▶ _Work item_: From the text about the Chamber of Notaries' letter, write out word for word the passage between "I have informed" and "about the situation.", inclusive.
[[ Selected text open ]]
On 5 May the Lithuanian Chamber of Notaries appealed to the Ministry of Justice, the National Land Service and the European Law Department. It is stated in the letter that according to the Chamber, today there are no restrictions for foreigners to acquire land, the opinion of the above mentioned institutions has been requested.
The Ministry of Justice confirms that opinion. The European Law Department also supports this position by adding more detailed arguments. The National Land Service, nevertheless, states that the period of restrictions on land sales has been extended. I hope very much that this answer shows just the malpractice, but not political obsequiousness.
I have informed the Minister of Agriculture, whose sphere of responsibility is to initiate or not to initiate amendments to the law for the extension of the restriction, and the Prime Minister about the situation.
Having received the replies, the Chamber of Notaries informed the Committees of Seimas on Legal Affairs, on Rural Affairs and on European Affairs about the situation on 27 May.
[[ Selected text closed ]]
[[ Material shown open ]]
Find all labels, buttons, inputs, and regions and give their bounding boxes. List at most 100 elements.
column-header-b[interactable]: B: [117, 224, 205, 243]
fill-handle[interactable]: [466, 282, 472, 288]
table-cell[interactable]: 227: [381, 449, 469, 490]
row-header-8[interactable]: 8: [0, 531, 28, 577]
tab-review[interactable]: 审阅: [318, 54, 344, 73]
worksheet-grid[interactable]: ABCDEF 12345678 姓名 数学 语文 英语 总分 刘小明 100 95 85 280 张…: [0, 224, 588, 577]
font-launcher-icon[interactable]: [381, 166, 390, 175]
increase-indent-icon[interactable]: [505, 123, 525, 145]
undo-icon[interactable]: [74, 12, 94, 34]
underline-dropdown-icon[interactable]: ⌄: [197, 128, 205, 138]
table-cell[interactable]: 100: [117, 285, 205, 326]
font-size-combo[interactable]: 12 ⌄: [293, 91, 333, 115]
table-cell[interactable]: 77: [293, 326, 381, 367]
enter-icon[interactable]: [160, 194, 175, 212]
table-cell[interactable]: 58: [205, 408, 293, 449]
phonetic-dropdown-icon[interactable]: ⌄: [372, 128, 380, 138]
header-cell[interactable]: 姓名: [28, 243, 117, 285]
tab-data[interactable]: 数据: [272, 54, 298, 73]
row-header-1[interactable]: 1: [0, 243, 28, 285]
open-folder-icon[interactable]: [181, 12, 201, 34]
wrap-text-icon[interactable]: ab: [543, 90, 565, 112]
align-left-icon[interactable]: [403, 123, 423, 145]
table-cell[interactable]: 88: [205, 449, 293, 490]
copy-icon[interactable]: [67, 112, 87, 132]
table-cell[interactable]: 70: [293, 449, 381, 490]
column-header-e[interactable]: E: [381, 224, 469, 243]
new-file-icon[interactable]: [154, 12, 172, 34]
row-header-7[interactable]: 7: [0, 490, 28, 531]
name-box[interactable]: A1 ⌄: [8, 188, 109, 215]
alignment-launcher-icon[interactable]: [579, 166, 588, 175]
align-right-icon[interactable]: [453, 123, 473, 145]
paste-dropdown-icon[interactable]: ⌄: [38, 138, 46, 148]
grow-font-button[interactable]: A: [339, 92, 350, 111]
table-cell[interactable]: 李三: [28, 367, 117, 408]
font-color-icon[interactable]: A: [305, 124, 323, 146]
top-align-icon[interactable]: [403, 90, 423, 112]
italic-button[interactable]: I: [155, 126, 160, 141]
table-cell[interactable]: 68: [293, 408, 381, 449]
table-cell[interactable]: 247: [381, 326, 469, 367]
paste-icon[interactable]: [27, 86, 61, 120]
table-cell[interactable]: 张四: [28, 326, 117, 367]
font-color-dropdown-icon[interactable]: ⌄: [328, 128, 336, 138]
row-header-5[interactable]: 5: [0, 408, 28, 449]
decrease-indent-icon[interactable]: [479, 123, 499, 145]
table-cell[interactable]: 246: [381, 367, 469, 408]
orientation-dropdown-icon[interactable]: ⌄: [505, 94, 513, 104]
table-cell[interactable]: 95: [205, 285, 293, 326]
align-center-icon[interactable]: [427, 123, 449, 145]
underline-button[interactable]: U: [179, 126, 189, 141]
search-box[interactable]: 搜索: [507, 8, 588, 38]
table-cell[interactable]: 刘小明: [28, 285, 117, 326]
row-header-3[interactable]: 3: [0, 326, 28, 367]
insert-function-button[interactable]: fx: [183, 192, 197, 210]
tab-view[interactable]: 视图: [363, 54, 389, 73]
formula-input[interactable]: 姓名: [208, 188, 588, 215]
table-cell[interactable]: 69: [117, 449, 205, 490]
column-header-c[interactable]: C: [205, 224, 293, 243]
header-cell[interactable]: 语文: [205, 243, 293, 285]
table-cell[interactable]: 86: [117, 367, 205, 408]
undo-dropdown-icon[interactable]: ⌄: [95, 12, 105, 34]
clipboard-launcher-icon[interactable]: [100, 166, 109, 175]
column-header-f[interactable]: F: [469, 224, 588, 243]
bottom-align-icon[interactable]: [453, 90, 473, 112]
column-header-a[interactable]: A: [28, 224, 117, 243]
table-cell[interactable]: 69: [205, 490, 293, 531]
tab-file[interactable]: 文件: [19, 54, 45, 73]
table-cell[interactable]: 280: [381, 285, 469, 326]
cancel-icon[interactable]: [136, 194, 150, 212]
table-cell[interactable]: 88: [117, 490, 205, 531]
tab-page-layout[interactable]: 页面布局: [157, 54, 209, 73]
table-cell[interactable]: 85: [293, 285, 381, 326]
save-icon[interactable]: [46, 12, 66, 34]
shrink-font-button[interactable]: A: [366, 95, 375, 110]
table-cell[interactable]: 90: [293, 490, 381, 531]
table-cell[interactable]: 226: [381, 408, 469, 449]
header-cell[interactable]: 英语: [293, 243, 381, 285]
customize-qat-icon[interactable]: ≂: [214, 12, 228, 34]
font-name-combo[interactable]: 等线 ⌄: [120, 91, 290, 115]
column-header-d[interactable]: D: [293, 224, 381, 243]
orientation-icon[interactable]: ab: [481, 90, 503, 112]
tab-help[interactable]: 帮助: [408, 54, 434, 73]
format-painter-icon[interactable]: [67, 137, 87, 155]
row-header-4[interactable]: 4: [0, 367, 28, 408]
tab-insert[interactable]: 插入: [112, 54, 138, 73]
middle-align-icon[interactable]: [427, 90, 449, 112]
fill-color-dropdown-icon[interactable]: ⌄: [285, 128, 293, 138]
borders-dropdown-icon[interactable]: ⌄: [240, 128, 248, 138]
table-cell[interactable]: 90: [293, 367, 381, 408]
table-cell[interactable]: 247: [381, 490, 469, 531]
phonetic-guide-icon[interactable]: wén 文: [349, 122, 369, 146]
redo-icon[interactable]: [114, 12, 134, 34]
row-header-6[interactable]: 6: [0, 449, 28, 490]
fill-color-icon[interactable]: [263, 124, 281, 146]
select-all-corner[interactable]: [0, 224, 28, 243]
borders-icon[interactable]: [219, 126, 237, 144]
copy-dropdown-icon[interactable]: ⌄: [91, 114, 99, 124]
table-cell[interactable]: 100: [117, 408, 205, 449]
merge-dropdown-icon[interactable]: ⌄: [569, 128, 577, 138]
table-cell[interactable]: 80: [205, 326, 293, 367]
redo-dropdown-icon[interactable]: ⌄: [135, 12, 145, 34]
[[ Material shown closed ]]
▶ _Result of this exercise_:
I have informed the Minister of Agriculture, whose sphere of responsibility is to initiate or not to initiate amendments to the law for the extension of the restriction, and the Prime Minister about the situation.